What number of lines contain the word "times"? Reply with the number and nothing else.

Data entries
-------------------------
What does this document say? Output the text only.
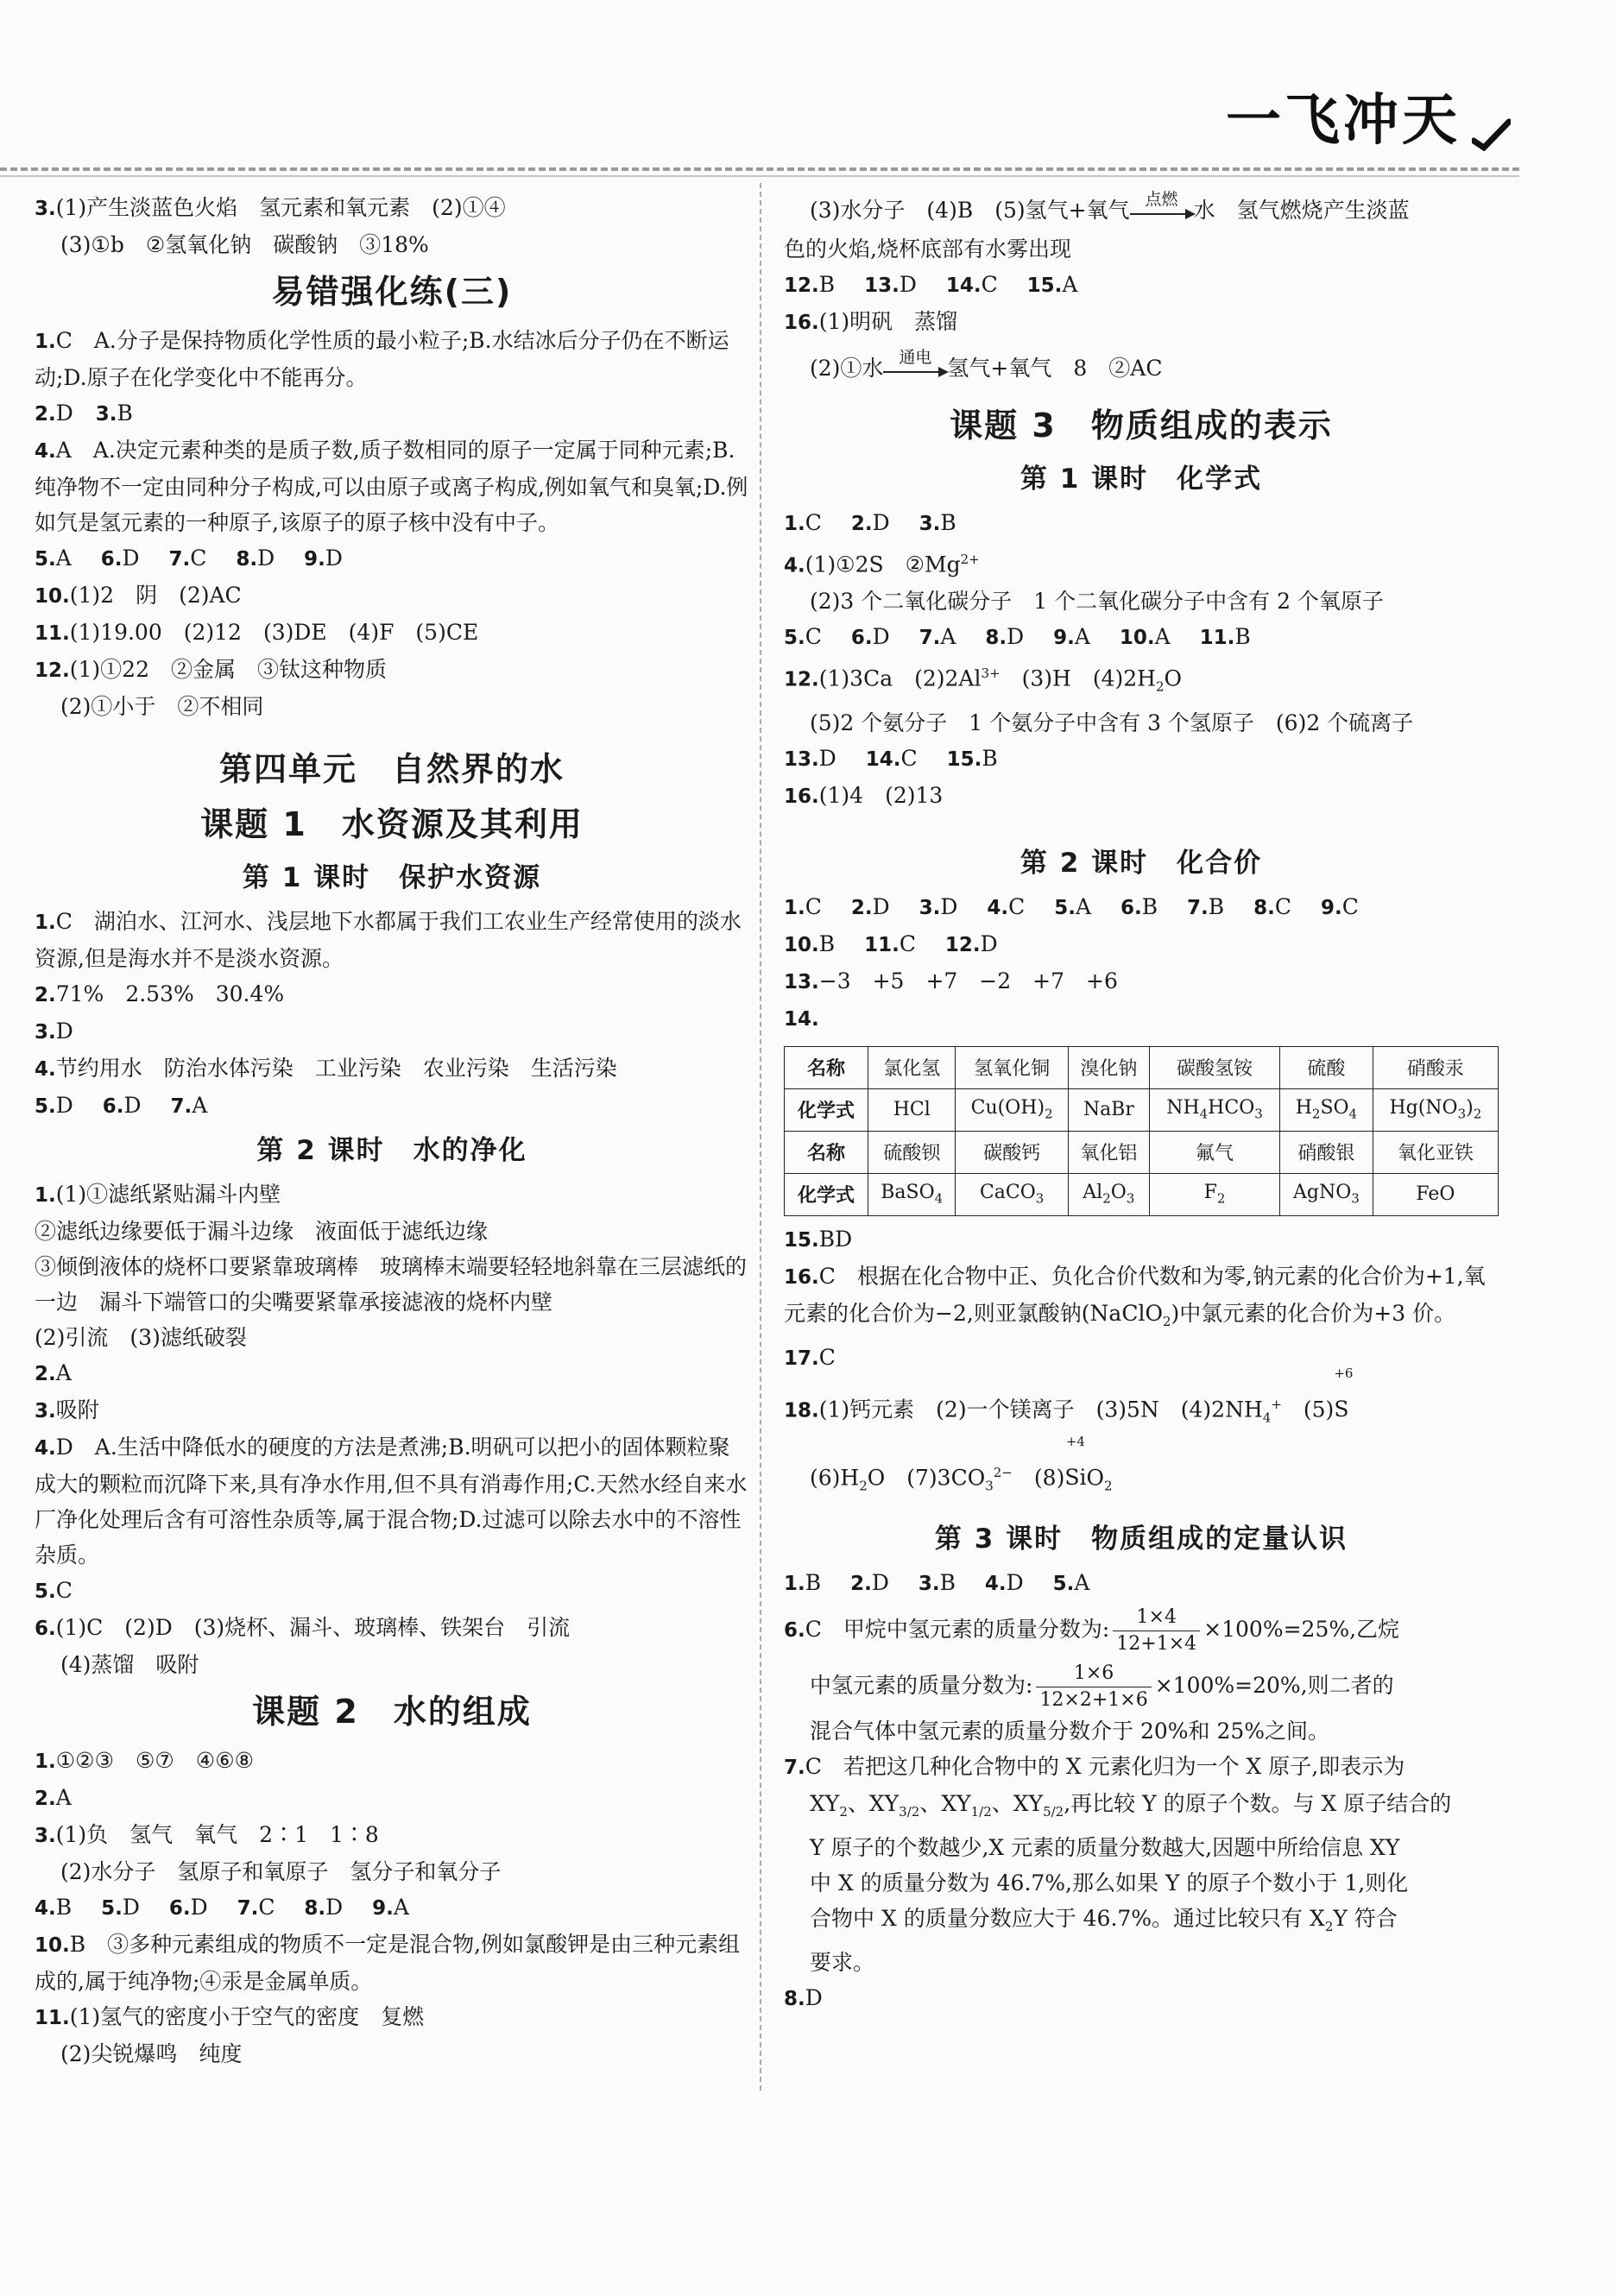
一飞冲天
3.(1)产生淡蓝色火焰　氢元素和氧元素　(2)①④
(3)①b　②氢氧化钠　碳酸钠　③18%
易错强化练(三)
1.C　A.分子是保持物质化学性质的最小粒子;B.水结冰后分子仍在不断运动;D.原子在化学变化中不能再分。
2.D 3.B
4.A　A.决定元素种类的是质子数,质子数相同的原子一定属于同种元素;B.纯净物不一定由同种分子构成,可以由原子或离子构成,例如氧气和臭氧;D.例如氕是氢元素的一种原子,该原子的原子核中没有中子。
5.A 6.D 7.C 8.D 9.D
10.(1)2　阴　(2)AC
11.(1)19.00　(2)12　(3)DE　(4)F　(5)CE
12.(1)①22　②金属　③钛这种物质
(2)①小于　②不相同
第四单元　自然界的水
课题 1　水资源及其利用
第 1 课时　保护水资源
1.C　湖泊水、江河水、浅层地下水都属于我们工农业生产经常使用的淡水资源,但是海水并不是淡水资源。
2.71%　2.53%　30.4%
3.D
4.节约用水　防治水体污染　工业污染　农业污染　生活污染
5.D 6.D 7.A
第 2 课时　水的净化
1.(1)①滤纸紧贴漏斗内壁
②滤纸边缘要低于漏斗边缘　液面低于滤纸边缘
③倾倒液体的烧杯口要紧靠玻璃棒　玻璃棒末端要轻轻地斜靠在三层滤纸的一边　漏斗下端管口的尖嘴要紧靠承接滤液的烧杯内壁
(2)引流　(3)滤纸破裂
2.A
3.吸附
4.D　A.生活中降低水的硬度的方法是煮沸;B.明矾可以把小的固体颗粒聚成大的颗粒而沉降下来,具有净水作用,但不具有消毒作用;C.天然水经自来水厂净化处理后含有可溶性杂质等,属于混合物;D.过滤可以除去水中的不溶性杂质。
5.C
6.(1)C　(2)D　(3)烧杯、漏斗、玻璃棒、铁架台　引流
(4)蒸馏　吸附
课题 2　水的组成
1.①②③　⑤⑦　④⑥⑧
2.A
3.(1)负　氢气　氧气　2∶1　1∶8
(2)水分子　氢原子和氧原子　氢分子和氧分子
4.B 5.D 6.D 7.C 8.D 9.A
10.B　③多种元素组成的物质不一定是混合物,例如氯酸钾是由三种元素组成的,属于纯净物;④汞是金属单质。
11.(1)氢气的密度小于空气的密度　复燃
(2)尖锐爆鸣　纯度
(3)水分子　(4)B　(5)氢气+氧气 点燃 水　氢气燃烧产生淡蓝
色的火焰,烧杯底部有水雾出现
12.B 13.D 14.C 15.A
16.(1)明矾　蒸馏
(2)①水 通电 氢气+氧气　8　②AC
课题 3　物质组成的表示
第 1 课时　化学式
1.C 2.D 3.B
4.(1)①2S　$②Mg^{2+}$
(2)3 个二氧化碳分子　1 个二氧化碳分子中含有 2 个氧原子
5.C 6.D 7.A 8.D 9.A 10.A 11.B
12.(1)3Ca　$(2)2Al^{3+}$　(3)H　$(4)2H_2O$
(5)2 个氨分子　1 个氨分子中含有 3 个氢原子　(6)2 个硫离子
13.D 14.C 15.B
16.(1)4　(2)13
第 2 课时　化合价
1.C 2.D 3.D 4.C 5.A 6.B 7.B 8.C 9.C
10.B 11.C 12.D
13.−3　+5　+7　−2　+7　+6
14.
名称	氯化氢	氢氧化铜	溴化钠	碳酸氢铵	硫酸	硝酸汞
化学式	HCl	$Cu(OH)_2$	NaBr	$NH_4HCO_3$	$H_2SO_4$	$Hg(NO_3)_2$
名称	硫酸钡	碳酸钙	氧化铝	氟气	硝酸银	氧化亚铁
化学式	BaSO$_4$	CaCO$_3$	$Al_2O_3$	$F_2$	AgNO$_3$	FeO
15.BD
16.C　根据在化合物中正、负化合价代数和为零,钠元素的化合价为+1,氧元素的化合价为−2,则亚氯酸钠(NaClO$_2$)中氯元素的化合价为+3 价。
17.C
18.(1)钙元素　(2)一个镁离子　(3)5N　$(4)2NH_4^+$　(5)
+6
S
$(6)H_2O$　$(7)3CO_3^{2-}$　 (8)
+4
SiO$_2$
第 3 课时　物质组成的定量认识
1.B 2.D 3.B 4.D 5.A
6.C　甲烷中氢元素的质量分数为: $\frac{1\times 4}{12+1\times 4} \times 100\%=25\%$,乙烷
中氢元素的质量分数为: $\frac{1\times 6}{12\times 2+1\times 6} \times 100\%=20\%$,则二者的
混合气体中氢元素的质量分数介于 20%和 25%之间。
7.C　若把这几种化合物中的 X 元素化归为一个 X 原子,即表示为
$XY_2$、$XY_{3/2}$、$XY_{1/2}$、$XY_{5/2}$,再比较 Y 的原子个数。与 X 原子结合的
Y 原子的个数越少,X 元素的质量分数越大,因题中所给信息 XY
中 X 的质量分数为 46.7%,那么如果 Y 的原子个数小于 1,则化
合物中 X 的质量分数应大于 46.7%。通过比较只有 $X_2Y$ 符合
要求。
8.D
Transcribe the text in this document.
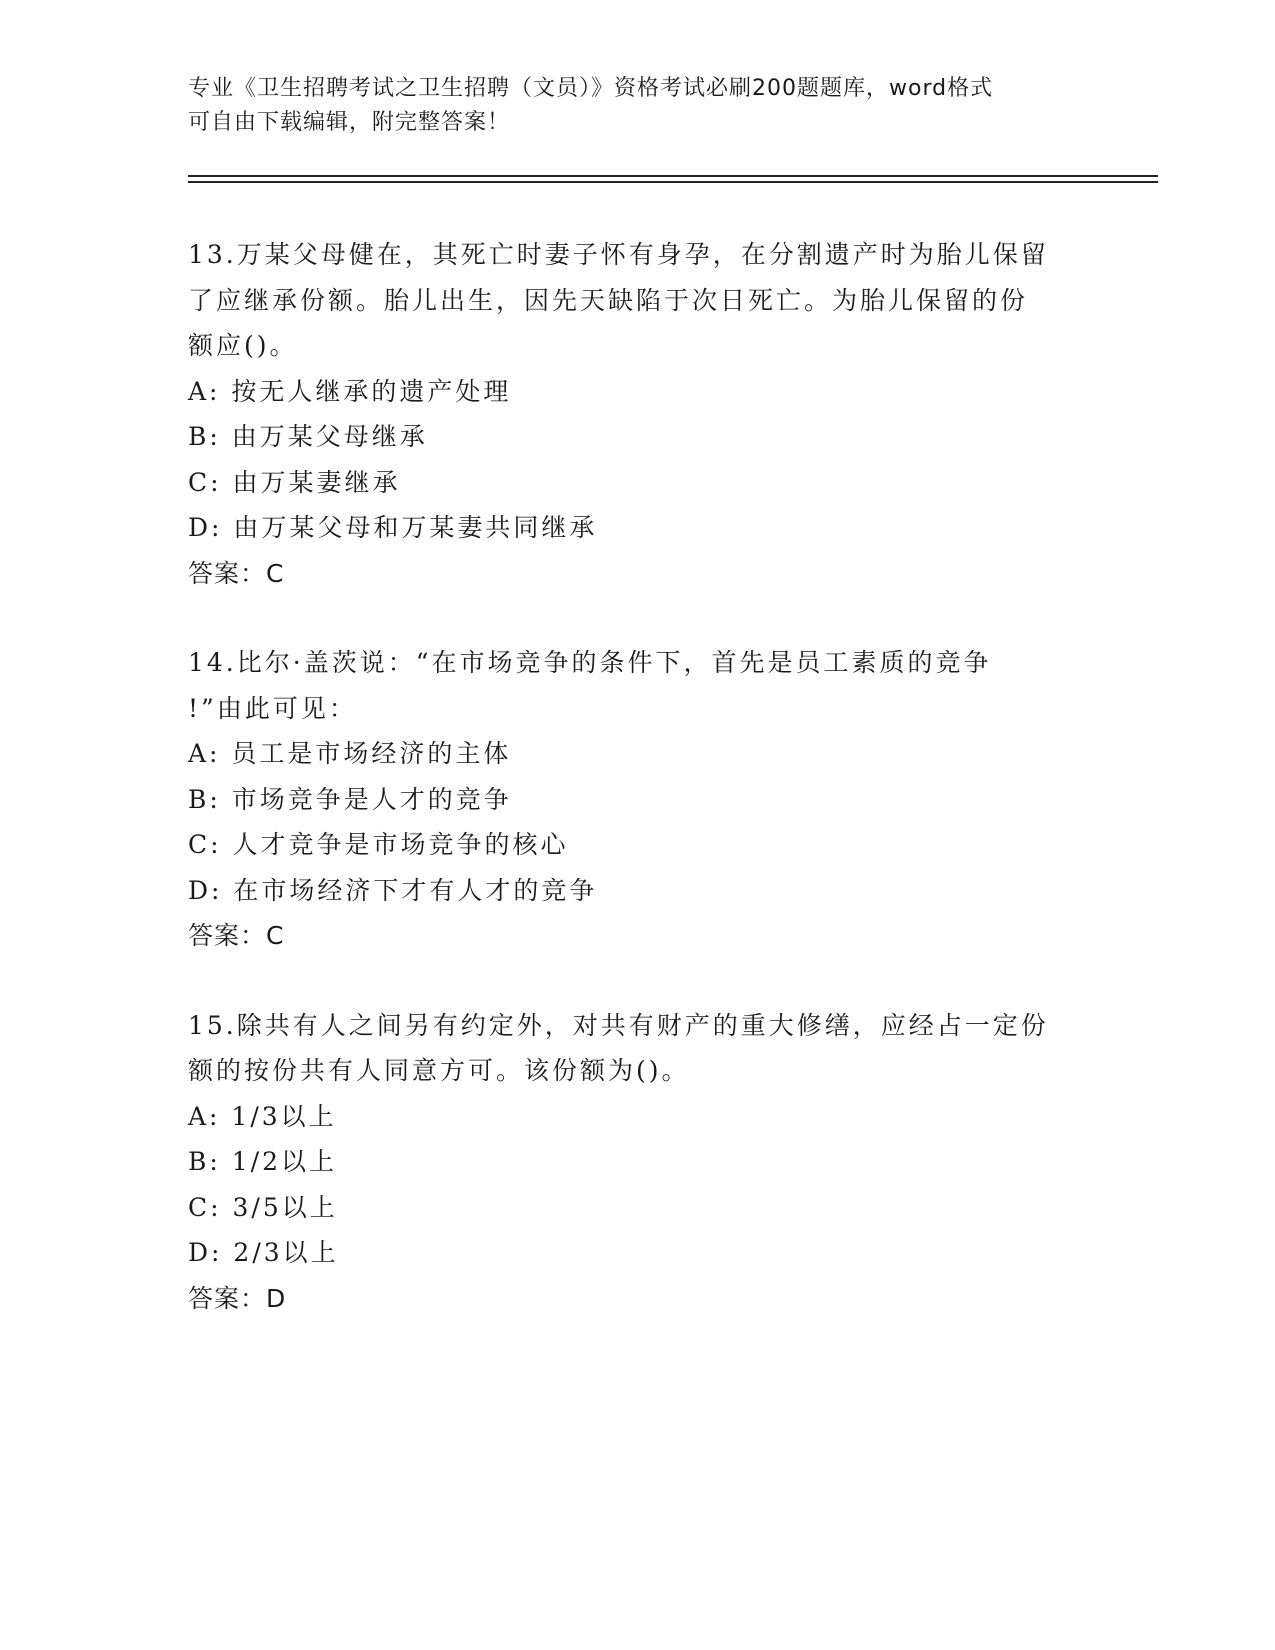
专业《卫生招聘考试之卫生招聘（文员）》资格考试必刷200题题库，word格式
可自由下载编辑，附完整答案！
13.万某父母健在，其死亡时妻子怀有身孕，在分割遗产时为胎儿保留
了应继承份额。胎儿出生，因先天缺陷于次日死亡。为胎儿保留的份
额应()。
A: 按无人继承的遗产处理
B: 由万某父母继承
C: 由万某妻继承
D: 由万某父母和万某妻共同继承
答案：C
14.比尔·盖茨说：“在市场竞争的条件下，首先是员工素质的竞争
!”由此可见：
A: 员工是市场经济的主体
B: 市场竞争是人才的竞争
C: 人才竞争是市场竞争的核心
D: 在市场经济下才有人才的竞争
答案：C
15.除共有人之间另有约定外，对共有财产的重大修缮，应经占一定份
额的按份共有人同意方可。该份额为()。
A: 1/3以上
B: 1/2以上
C: 3/5以上
D: 2/3以上
答案：D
-------------------------
# Exercise answer:
2